Written problem - Exactly as they appear, output all of the entries.

[Recorded data]
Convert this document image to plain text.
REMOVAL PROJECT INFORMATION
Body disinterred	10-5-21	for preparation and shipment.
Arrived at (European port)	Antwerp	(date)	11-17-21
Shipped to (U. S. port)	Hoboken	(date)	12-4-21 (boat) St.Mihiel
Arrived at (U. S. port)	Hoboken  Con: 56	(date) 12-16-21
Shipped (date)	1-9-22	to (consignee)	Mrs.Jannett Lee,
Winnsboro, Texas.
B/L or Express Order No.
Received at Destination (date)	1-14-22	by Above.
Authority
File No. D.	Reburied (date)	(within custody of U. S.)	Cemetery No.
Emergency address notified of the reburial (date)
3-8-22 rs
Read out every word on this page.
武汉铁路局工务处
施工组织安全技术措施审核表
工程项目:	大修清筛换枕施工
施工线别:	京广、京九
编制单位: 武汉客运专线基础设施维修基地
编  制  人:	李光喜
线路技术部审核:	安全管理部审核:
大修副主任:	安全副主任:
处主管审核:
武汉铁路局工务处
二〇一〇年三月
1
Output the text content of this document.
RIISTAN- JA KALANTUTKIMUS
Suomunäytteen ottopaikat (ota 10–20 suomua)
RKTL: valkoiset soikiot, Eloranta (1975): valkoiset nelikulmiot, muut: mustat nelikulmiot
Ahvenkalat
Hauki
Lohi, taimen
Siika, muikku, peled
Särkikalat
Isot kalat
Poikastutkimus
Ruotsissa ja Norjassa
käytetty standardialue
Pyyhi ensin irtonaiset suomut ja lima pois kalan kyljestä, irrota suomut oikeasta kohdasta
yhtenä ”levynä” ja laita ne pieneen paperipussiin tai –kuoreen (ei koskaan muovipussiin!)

Output -
Convert this document image to plain text.
REMOVAL PROJECT INFORMATION
Body disinterred	10-5-21	for preparation and shipment.
Arrived at (European port)	Antwerp	(date)	11-17-21
Shipped to (U. S. port)	Hoboken	(date)	12-4-21 (boat) St.Mihiel
Arrived at (U. S. port)	Hoboken  Con: 56	(date) 12-16-21
Shipped (date)	1-9-22	to (consignee)	Mrs.Jannett Lee,
Winnsboro, Texas.
B/L or Express Order No.
Received at Destination (date)	1-14-22	by Above.
Authority
File No. D.	Reburied (date)	(within custody of U. S.)	Cemetery No.
Emergency address notified of the reburial (date)
3-8-22 rs
Read out every word on this page.
武汉铁路局工务处
施工组织安全技术措施审核表
工程项目:	大修清筛换枕施工
施工线别:	京广、京九
编制单位: 武汉客运专线基础设施维修基地
编  制  人:	李光喜
线路技术部审核:	安全管理部审核:
大修副主任:	安全副主任:
处主管审核:
武汉铁路局工务处
二〇一〇年三月
1
Output the text content of this document.
RIISTAN- JA KALANTUTKIMUS
Suomunäytteen ottopaikat (ota 10–20 suomua)
RKTL: valkoiset soikiot, Eloranta (1975): valkoiset nelikulmiot, muut: mustat nelikulmiot
Ahvenkalat
Hauki
Lohi, taimen
Siika, muikku, peled
Särkikalat
Isot kalat
Poikastutkimus
Ruotsissa ja Norjassa
käytetty standardialue
Pyyhi ensin irtonaiset suomut ja lima pois kalan kyljestä, irrota suomut oikeasta kohdasta
yhtenä ”levynä” ja laita ne pieneen paperipussiin tai –kuoreen (ei koskaan muovipussiin!)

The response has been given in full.